* **SHORT TASK**: For this exercise, repeat all of the material verbatim apart from its images.

* **DATA**:
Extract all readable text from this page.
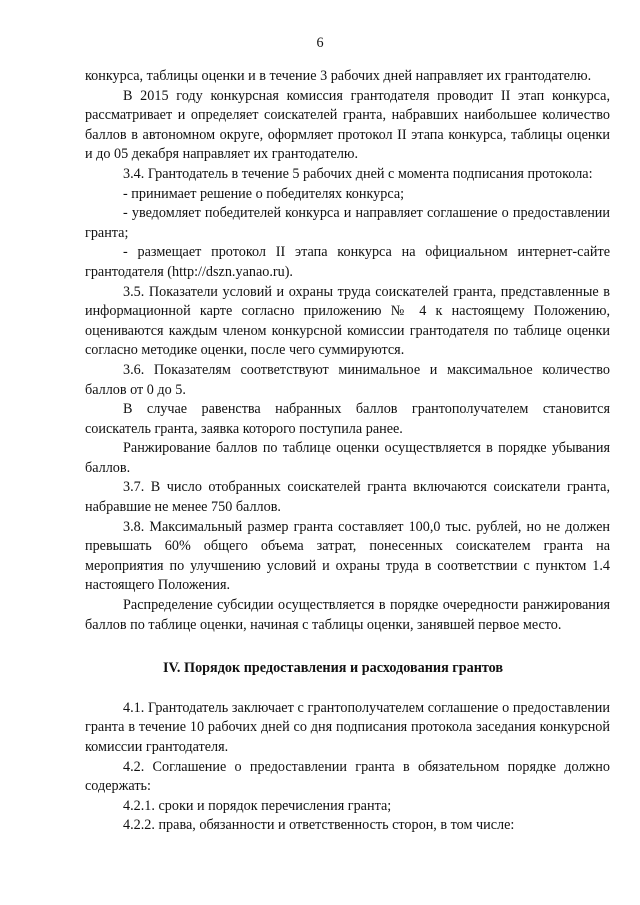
6

конкурса, таблицы оценки и в течение 3 рабочих дней направляет их грантодателю.

В 2015 году конкурсная комиссия грантодателя проводит II этап конкурса, рассматривает и определяет соискателей гранта, набравших наибольшее количество баллов в автономном округе, оформляет протокол II этапа конкурса, таблицы оценки и до 05 декабря направляет их грантодателю.

3.4. Грантодатель в течение 5 рабочих дней с момента подписания протокола:

- принимает решение о победителях конкурса;

- уведомляет победителей конкурса и направляет соглашение о предоставлении гранта;

- размещает протокол II этапа конкурса на официальном интернет-сайте грантодателя (http://dszn.yanao.ru).

3.5. Показатели условий и охраны труда соискателей гранта, представленные в информационной карте согласно приложению № 4 к настоящему Положению, оцениваются каждым членом конкурсной комиссии грантодателя по таблице оценки согласно методике оценки, после чего суммируются.

3.6. Показателям соответствуют минимальное и максимальное количество баллов от 0 до 5.

В случае равенства набранных баллов грантополучателем становится соискатель гранта, заявка которого поступила ранее.

Ранжирование баллов по таблице оценки осуществляется в порядке убывания баллов.

3.7. В число отобранных соискателей гранта включаются соискатели гранта, набравшие не менее 750 баллов.

3.8. Максимальный размер гранта составляет 100,0 тыс. рублей, но не должен превышать 60% общего объема затрат, понесенных соискателем гранта на мероприятия по улучшению условий и охраны труда в соответствии с пунктом 1.4 настоящего Положения.

Распределение субсидии осуществляется в порядке очередности ранжирования баллов по таблице оценки, начиная с таблицы оценки, занявшей первое место.

IV. Порядок предоставления и расходования грантов

4.1. Грантодатель заключает с грантополучателем соглашение о предоставлении гранта в течение 10 рабочих дней со дня подписания протокола заседания конкурсной комиссии грантодателя.

4.2. Соглашение о предоставлении гранта в обязательном порядке должно содержать:

4.2.1. сроки и порядок перечисления гранта;

4.2.2. права, обязанности и ответственность сторон, в том числе:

* **EXPECTED ANSWER**:
Extract all readable text from this page.
6

конкурса, таблицы оценки и в течение 3 рабочих дней направляет их грантодателю.

В 2015 году конкурсная комиссия грантодателя проводит II этап конкурса, рассматривает и определяет соискателей гранта, набравших наибольшее количество баллов в автономном округе, оформляет протокол II этапа конкурса, таблицы оценки и до 05 декабря направляет их грантодателю.

3.4. Грантодатель в течение 5 рабочих дней с момента подписания протокола:

- принимает решение о победителях конкурса;

- уведомляет победителей конкурса и направляет соглашение о предоставлении гранта;

- размещает протокол II этапа конкурса на официальном интернет-сайте грантодателя (http://dszn.yanao.ru).

3.5. Показатели условий и охраны труда соискателей гранта, представленные в информационной карте согласно приложению № 4 к настоящему Положению, оцениваются каждым членом конкурсной комиссии грантодателя по таблице оценки согласно методике оценки, после чего суммируются.

3.6. Показателям соответствуют минимальное и максимальное количество баллов от 0 до 5.

В случае равенства набранных баллов грантополучателем становится соискатель гранта, заявка которого поступила ранее.

Ранжирование баллов по таблице оценки осуществляется в порядке убывания баллов.

3.7. В число отобранных соискателей гранта включаются соискатели гранта, набравшие не менее 750 баллов.

3.8. Максимальный размер гранта составляет 100,0 тыс. рублей, но не должен превышать 60% общего объема затрат, понесенных соискателем гранта на мероприятия по улучшению условий и охраны труда в соответствии с пунктом 1.4 настоящего Положения.

Распределение субсидии осуществляется в порядке очередности ранжирования баллов по таблице оценки, начиная с таблицы оценки, занявшей первое место.

IV. Порядок предоставления и расходования грантов

4.1. Грантодатель заключает с грантополучателем соглашение о предоставлении гранта в течение 10 рабочих дней со дня подписания протокола заседания конкурсной комиссии грантодателя.

4.2. Соглашение о предоставлении гранта в обязательном порядке должно содержать:

4.2.1. сроки и порядок перечисления гранта;

4.2.2. права, обязанности и ответственность сторон, в том числе:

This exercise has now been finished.